[Goal] Go over the listing below line by line and tally those containing "color". Give only the tally.

[Record list]
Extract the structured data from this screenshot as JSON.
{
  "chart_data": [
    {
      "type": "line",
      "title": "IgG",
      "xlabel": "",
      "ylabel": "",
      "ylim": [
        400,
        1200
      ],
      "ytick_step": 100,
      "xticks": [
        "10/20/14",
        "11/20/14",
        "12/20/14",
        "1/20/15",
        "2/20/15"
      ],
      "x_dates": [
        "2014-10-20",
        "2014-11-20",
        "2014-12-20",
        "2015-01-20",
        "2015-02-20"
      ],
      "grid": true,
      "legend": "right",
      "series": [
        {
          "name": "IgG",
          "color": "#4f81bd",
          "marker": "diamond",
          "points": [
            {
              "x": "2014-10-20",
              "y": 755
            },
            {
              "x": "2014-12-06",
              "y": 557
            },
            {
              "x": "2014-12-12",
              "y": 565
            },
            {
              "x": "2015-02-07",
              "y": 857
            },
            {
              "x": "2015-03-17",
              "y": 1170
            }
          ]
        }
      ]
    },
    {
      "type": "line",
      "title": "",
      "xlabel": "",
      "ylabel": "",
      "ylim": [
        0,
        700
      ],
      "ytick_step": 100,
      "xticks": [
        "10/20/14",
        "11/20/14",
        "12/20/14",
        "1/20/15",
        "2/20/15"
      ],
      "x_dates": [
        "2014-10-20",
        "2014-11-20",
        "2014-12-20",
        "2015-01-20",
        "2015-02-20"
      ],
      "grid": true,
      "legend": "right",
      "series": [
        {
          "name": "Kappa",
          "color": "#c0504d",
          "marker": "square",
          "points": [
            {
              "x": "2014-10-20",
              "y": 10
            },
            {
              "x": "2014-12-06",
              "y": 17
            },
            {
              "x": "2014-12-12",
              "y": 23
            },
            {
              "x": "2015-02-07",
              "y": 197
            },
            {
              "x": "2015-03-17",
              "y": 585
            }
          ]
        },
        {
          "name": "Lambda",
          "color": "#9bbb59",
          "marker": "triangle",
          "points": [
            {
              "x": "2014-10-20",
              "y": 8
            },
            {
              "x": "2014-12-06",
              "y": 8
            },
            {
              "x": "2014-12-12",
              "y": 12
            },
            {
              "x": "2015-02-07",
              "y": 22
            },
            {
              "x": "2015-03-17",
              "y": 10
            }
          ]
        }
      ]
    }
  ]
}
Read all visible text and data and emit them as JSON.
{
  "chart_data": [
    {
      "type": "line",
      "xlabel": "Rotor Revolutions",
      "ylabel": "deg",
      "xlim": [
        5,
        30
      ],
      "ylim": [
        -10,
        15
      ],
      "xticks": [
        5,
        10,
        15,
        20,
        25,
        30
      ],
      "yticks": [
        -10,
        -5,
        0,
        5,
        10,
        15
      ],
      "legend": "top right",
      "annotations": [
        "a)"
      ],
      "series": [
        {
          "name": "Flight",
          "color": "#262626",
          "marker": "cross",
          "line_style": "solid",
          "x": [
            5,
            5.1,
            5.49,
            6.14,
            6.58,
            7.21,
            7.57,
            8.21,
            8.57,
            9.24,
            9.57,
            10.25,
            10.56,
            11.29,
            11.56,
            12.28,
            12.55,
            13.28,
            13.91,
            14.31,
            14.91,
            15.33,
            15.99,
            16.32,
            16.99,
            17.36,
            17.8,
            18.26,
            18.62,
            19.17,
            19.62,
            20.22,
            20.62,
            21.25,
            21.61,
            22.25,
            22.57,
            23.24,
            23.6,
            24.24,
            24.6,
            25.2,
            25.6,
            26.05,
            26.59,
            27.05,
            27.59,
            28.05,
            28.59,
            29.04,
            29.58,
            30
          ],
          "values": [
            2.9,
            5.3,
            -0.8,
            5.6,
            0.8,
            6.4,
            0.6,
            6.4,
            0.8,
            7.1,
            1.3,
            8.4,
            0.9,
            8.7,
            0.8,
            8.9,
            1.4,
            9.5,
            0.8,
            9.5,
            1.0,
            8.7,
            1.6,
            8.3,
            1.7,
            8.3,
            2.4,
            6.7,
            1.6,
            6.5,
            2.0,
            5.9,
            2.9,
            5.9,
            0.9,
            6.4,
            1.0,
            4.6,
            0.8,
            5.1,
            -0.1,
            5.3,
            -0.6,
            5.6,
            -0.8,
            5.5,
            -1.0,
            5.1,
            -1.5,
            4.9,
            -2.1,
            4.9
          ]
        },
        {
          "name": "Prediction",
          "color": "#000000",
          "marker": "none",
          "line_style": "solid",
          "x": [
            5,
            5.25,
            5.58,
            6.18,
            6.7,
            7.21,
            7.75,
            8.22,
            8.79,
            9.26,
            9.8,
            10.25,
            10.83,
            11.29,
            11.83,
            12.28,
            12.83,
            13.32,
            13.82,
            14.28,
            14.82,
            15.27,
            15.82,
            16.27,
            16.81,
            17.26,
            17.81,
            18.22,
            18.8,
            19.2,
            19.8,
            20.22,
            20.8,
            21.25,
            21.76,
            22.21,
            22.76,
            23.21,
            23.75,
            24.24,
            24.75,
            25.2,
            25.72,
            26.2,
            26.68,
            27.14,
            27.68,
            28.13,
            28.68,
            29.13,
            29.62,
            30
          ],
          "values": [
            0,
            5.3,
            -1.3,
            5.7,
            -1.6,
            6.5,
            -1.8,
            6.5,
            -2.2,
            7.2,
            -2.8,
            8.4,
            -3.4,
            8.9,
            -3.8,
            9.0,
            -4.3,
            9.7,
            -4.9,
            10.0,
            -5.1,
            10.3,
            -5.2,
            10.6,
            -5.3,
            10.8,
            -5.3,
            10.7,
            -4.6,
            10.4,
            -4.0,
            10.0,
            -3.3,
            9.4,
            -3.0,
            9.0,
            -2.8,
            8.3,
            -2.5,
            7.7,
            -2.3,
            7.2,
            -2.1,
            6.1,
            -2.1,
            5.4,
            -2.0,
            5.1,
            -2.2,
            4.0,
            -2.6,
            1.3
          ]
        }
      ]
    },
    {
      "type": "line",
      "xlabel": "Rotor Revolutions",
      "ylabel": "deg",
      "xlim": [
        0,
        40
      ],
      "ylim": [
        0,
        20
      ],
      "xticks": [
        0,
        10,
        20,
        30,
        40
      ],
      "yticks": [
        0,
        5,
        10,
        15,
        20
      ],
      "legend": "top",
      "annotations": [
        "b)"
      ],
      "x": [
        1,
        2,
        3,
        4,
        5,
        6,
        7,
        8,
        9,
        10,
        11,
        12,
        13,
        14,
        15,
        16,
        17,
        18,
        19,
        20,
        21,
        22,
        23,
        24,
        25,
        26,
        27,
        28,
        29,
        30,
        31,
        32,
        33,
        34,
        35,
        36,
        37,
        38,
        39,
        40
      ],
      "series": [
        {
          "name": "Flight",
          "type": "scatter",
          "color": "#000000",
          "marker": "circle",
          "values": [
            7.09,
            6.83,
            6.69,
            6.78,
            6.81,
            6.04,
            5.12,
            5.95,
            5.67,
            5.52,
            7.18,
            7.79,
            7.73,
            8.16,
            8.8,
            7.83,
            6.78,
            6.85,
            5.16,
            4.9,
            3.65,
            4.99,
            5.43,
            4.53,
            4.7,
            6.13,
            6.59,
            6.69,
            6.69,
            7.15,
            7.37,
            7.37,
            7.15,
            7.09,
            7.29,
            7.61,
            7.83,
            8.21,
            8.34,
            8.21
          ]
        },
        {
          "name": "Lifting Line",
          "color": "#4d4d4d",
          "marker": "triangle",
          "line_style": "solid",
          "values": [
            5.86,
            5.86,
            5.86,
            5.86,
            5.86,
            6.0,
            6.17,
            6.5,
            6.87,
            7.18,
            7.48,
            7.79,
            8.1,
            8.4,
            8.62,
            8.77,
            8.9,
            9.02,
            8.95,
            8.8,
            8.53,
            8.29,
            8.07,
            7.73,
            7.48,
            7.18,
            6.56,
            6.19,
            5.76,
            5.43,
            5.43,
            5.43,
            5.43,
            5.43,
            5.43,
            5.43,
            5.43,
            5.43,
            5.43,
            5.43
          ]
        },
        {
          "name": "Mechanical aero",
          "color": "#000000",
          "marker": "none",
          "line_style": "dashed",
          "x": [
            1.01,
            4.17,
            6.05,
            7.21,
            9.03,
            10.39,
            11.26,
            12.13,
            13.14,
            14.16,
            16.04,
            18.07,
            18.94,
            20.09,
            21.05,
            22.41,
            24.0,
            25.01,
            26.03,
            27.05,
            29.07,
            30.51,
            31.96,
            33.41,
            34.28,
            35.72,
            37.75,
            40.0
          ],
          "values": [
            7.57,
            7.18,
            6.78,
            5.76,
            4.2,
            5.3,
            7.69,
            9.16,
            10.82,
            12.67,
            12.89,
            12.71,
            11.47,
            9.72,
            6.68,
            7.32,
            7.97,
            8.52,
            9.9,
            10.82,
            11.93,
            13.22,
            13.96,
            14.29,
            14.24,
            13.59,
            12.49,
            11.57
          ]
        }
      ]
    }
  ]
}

[Output for this task] 8